** What to do **
Verbatim output of all the material below is required.

"""

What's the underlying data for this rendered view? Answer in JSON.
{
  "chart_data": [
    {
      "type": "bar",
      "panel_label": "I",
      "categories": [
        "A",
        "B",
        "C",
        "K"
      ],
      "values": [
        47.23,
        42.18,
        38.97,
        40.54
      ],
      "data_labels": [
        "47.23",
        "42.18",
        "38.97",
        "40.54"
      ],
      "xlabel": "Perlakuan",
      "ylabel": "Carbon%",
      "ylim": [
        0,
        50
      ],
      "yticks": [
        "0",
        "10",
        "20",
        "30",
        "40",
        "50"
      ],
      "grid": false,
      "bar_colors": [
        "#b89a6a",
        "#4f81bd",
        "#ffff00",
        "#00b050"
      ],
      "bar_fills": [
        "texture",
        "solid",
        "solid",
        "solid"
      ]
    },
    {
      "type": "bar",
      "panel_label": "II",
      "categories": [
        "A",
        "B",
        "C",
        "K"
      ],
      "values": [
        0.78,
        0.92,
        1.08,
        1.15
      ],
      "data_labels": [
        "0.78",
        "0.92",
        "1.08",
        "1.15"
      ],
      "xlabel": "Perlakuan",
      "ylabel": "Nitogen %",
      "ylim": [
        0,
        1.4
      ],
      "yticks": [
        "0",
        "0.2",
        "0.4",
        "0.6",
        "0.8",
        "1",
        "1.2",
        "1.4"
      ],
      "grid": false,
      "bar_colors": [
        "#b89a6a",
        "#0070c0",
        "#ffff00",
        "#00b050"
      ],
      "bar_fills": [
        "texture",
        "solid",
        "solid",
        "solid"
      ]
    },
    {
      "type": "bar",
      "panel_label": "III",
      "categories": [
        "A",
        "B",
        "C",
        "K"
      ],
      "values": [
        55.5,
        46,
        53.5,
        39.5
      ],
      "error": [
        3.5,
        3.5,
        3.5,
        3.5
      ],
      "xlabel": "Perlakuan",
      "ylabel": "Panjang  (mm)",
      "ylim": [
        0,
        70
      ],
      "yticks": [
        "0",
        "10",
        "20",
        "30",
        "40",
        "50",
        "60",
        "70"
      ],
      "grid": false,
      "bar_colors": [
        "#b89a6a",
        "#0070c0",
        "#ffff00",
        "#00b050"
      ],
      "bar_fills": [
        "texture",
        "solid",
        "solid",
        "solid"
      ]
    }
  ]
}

"""

** Task response **
What's the underlying data for this rendered view? Answer in JSON.
{
  "chart_data": [
    {
      "type": "bar",
      "panel_label": "I",
      "categories": [
        "A",
        "B",
        "C",
        "K"
      ],
      "values": [
        47.23,
        42.18,
        38.97,
        40.54
      ],
      "data_labels": [
        "47.23",
        "42.18",
        "38.97",
        "40.54"
      ],
      "xlabel": "Perlakuan",
      "ylabel": "Carbon%",
      "ylim": [
        0,
        50
      ],
      "yticks": [
        "0",
        "10",
        "20",
        "30",
        "40",
        "50"
      ],
      "grid": false,
      "bar_colors": [
        "#b89a6a",
        "#4f81bd",
        "#ffff00",
        "#00b050"
      ],
      "bar_fills": [
        "texture",
        "solid",
        "solid",
        "solid"
      ]
    },
    {
      "type": "bar",
      "panel_label": "II",
      "categories": [
        "A",
        "B",
        "C",
        "K"
      ],
      "values": [
        0.78,
        0.92,
        1.08,
        1.15
      ],
      "data_labels": [
        "0.78",
        "0.92",
        "1.08",
        "1.15"
      ],
      "xlabel": "Perlakuan",
      "ylabel": "Nitogen %",
      "ylim": [
        0,
        1.4
      ],
      "yticks": [
        "0",
        "0.2",
        "0.4",
        "0.6",
        "0.8",
        "1",
        "1.2",
        "1.4"
      ],
      "grid": false,
      "bar_colors": [
        "#b89a6a",
        "#0070c0",
        "#ffff00",
        "#00b050"
      ],
      "bar_fills": [
        "texture",
        "solid",
        "solid",
        "solid"
      ]
    },
    {
      "type": "bar",
      "panel_label": "III",
      "categories": [
        "A",
        "B",
        "C",
        "K"
      ],
      "values": [
        55.5,
        46,
        53.5,
        39.5
      ],
      "error": [
        3.5,
        3.5,
        3.5,
        3.5
      ],
      "xlabel": "Perlakuan",
      "ylabel": "Panjang  (mm)",
      "ylim": [
        0,
        70
      ],
      "yticks": [
        "0",
        "10",
        "20",
        "30",
        "40",
        "50",
        "60",
        "70"
      ],
      "grid": false,
      "bar_colors": [
        "#b89a6a",
        "#0070c0",
        "#ffff00",
        "#00b050"
      ],
      "bar_fills": [
        "texture",
        "solid",
        "solid",
        "solid"
      ]
    }
  ]
}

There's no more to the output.